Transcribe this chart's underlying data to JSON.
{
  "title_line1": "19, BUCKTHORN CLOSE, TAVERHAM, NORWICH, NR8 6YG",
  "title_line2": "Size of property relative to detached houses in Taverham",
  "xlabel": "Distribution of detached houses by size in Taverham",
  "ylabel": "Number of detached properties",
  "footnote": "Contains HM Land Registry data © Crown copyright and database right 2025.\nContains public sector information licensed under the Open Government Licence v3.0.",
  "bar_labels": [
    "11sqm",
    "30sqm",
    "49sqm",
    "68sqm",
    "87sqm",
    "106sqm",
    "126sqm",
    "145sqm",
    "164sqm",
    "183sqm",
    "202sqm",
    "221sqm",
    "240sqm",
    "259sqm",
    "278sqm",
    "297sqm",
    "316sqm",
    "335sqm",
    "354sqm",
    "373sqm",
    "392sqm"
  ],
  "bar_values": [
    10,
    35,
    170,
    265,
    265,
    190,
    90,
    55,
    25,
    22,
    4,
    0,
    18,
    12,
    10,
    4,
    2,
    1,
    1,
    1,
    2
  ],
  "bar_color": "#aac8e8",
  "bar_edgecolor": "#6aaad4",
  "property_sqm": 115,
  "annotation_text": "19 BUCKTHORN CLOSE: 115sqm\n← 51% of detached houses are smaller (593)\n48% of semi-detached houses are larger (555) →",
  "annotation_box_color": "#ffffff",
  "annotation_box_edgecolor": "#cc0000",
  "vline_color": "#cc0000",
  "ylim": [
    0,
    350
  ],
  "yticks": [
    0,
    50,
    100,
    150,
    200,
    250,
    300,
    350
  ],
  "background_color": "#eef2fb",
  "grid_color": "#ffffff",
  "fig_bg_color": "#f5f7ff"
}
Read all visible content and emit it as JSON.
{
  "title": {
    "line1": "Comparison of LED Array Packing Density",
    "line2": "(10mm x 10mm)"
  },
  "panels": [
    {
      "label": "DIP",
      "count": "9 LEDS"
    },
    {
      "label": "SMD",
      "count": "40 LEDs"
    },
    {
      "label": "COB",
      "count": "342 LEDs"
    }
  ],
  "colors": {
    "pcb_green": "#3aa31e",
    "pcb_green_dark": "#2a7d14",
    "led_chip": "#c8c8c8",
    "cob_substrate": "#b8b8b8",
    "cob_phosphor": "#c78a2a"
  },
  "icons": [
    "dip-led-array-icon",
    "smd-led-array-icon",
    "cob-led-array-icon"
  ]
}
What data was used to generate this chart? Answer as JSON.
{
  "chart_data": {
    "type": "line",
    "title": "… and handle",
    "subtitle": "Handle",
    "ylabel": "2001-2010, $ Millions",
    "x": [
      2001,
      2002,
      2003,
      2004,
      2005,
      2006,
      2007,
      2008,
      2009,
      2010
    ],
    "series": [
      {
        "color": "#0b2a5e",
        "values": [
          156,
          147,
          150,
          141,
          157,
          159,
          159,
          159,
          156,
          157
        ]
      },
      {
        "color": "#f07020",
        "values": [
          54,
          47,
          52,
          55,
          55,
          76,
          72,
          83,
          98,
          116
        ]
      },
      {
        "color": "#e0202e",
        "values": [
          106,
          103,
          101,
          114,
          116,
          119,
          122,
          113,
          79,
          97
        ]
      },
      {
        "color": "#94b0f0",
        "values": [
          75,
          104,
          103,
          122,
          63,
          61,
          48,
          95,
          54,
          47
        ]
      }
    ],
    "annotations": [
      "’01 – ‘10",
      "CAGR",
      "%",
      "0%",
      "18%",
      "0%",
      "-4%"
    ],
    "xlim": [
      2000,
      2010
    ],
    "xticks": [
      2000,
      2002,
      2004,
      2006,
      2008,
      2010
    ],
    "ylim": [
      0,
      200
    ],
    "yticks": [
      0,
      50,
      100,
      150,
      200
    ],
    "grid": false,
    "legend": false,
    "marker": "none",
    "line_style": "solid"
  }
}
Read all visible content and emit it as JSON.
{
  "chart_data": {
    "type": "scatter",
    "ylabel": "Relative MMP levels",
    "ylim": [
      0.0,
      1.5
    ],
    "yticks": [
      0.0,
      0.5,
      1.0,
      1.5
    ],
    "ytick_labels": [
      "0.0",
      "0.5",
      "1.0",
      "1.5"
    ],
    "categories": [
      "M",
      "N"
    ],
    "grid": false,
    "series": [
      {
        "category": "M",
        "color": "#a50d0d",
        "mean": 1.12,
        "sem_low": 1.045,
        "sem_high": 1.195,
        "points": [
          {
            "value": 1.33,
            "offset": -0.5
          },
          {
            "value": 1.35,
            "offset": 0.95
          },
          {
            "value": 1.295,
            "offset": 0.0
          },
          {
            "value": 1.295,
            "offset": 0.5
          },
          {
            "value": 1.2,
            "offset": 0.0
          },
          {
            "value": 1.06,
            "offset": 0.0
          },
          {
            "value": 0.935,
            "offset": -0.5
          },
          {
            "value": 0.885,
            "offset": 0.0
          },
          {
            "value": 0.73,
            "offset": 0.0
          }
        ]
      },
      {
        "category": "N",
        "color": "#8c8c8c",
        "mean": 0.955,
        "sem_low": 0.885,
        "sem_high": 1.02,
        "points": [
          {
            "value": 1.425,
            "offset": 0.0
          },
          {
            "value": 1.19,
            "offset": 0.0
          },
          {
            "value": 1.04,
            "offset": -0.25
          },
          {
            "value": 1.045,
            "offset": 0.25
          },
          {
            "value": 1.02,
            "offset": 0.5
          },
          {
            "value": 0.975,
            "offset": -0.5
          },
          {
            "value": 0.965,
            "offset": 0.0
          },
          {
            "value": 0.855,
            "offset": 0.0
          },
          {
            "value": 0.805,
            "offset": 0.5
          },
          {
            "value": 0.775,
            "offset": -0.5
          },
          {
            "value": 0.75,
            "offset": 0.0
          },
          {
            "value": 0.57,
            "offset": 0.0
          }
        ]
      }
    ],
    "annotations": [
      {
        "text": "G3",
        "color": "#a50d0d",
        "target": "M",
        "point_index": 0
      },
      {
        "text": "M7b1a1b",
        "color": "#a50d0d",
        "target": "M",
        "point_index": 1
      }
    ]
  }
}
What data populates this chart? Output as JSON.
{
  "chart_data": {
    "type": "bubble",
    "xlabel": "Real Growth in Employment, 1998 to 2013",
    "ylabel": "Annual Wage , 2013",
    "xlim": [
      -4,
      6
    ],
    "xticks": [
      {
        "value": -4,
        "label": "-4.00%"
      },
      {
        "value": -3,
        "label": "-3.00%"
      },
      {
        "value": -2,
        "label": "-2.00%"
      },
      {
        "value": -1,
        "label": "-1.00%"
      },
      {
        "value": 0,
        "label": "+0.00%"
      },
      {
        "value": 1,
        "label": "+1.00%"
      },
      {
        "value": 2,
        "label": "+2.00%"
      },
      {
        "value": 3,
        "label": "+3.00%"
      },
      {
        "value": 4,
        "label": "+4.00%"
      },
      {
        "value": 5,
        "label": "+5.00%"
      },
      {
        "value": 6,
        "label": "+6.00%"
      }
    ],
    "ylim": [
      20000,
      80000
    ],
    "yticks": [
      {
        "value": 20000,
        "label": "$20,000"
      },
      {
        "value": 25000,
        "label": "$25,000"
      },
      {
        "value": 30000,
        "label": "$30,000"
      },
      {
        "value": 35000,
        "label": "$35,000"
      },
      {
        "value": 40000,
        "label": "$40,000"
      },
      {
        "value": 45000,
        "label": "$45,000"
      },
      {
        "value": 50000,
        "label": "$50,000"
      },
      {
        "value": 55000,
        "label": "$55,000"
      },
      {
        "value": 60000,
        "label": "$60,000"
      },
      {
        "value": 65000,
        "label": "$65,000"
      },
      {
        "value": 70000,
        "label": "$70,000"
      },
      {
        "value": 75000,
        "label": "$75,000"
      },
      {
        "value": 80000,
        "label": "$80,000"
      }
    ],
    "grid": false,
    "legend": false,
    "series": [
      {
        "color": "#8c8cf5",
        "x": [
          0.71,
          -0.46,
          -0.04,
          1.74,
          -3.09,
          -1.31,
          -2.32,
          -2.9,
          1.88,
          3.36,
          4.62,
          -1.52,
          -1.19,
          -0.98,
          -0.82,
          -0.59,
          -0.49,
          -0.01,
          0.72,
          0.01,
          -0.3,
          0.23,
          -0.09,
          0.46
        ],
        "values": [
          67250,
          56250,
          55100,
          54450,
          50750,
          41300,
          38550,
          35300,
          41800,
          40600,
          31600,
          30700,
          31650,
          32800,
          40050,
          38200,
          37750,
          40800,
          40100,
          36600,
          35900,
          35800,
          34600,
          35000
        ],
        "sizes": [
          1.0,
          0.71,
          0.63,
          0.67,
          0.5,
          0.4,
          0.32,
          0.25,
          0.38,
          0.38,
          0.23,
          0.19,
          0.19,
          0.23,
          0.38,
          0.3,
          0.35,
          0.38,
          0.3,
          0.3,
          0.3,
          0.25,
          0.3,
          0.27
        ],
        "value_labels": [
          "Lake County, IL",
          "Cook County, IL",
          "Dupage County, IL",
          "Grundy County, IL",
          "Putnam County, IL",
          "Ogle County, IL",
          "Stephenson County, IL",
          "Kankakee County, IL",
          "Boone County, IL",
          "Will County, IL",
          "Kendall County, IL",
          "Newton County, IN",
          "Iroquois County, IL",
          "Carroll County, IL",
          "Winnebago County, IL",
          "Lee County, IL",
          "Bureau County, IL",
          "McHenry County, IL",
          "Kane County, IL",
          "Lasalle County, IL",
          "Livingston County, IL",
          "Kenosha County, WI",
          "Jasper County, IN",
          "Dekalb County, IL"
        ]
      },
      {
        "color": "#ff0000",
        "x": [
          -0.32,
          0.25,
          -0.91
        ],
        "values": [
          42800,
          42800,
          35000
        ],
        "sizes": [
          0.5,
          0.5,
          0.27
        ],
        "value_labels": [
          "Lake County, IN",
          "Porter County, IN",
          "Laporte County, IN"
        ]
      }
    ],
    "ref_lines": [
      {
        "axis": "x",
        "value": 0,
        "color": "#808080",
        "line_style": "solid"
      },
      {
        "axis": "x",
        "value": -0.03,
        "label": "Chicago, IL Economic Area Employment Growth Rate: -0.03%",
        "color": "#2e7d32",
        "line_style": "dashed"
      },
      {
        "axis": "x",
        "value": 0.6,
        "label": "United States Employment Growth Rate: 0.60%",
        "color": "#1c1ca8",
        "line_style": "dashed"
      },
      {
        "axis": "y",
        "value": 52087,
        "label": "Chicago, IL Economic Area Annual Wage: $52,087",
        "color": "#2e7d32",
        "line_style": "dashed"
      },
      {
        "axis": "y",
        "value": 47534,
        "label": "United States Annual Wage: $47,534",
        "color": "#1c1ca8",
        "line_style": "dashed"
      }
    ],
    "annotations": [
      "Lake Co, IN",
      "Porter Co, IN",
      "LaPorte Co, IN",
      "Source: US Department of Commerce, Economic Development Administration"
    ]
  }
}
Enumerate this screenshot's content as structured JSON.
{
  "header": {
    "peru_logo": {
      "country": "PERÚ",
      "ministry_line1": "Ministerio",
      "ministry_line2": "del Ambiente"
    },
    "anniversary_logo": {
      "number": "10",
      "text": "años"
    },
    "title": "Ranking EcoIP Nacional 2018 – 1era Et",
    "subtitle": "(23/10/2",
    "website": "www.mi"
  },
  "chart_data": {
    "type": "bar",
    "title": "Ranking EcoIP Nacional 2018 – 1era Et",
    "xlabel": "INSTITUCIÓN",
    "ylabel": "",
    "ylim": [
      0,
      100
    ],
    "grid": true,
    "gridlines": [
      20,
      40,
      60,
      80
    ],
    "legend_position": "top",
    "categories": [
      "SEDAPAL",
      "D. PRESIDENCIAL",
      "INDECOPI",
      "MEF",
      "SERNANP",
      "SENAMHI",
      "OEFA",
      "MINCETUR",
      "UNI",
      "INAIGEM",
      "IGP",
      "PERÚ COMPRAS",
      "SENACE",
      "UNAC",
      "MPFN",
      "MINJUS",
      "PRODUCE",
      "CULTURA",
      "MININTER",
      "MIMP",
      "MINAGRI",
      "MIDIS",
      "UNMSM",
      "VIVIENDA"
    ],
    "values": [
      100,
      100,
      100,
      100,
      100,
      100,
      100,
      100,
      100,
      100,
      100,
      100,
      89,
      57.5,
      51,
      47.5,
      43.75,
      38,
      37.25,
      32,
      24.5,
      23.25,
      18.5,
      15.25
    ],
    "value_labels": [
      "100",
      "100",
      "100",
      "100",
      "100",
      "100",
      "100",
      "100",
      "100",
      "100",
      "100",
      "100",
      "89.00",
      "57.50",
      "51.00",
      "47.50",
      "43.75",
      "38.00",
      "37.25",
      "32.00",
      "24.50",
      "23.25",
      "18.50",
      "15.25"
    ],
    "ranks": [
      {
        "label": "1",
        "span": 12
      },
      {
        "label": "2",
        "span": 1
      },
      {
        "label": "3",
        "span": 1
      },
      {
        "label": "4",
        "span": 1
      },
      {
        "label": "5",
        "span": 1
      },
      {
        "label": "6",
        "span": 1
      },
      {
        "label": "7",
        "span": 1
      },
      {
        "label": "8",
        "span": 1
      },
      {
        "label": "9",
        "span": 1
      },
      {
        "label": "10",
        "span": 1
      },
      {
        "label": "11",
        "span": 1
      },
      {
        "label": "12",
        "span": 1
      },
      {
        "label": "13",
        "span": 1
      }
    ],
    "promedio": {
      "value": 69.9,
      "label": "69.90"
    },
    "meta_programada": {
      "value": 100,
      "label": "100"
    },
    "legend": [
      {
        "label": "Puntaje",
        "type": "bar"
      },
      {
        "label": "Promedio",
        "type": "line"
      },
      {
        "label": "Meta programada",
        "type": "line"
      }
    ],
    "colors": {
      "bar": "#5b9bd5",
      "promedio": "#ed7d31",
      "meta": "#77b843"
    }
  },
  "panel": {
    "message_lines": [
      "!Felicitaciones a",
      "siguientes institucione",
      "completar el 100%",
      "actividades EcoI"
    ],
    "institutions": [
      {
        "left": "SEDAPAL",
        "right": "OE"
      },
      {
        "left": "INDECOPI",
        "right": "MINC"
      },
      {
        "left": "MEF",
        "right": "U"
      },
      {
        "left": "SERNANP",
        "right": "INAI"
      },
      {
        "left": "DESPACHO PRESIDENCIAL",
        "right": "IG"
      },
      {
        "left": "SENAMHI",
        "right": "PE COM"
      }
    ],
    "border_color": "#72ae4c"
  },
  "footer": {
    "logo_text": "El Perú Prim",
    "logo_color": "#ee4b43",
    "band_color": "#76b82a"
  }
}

————————

## The exercise
Scan the records for the string "Growth". Copy each line in which it appears.

## Full response
    "xlabel": "Real Growth in Employment, 1998 to 2013",
        "label": "Chicago, IL Economic Area Employment Growth Rate: -0.03%",
        "label": "United States Employment Growth Rate: 0.60%",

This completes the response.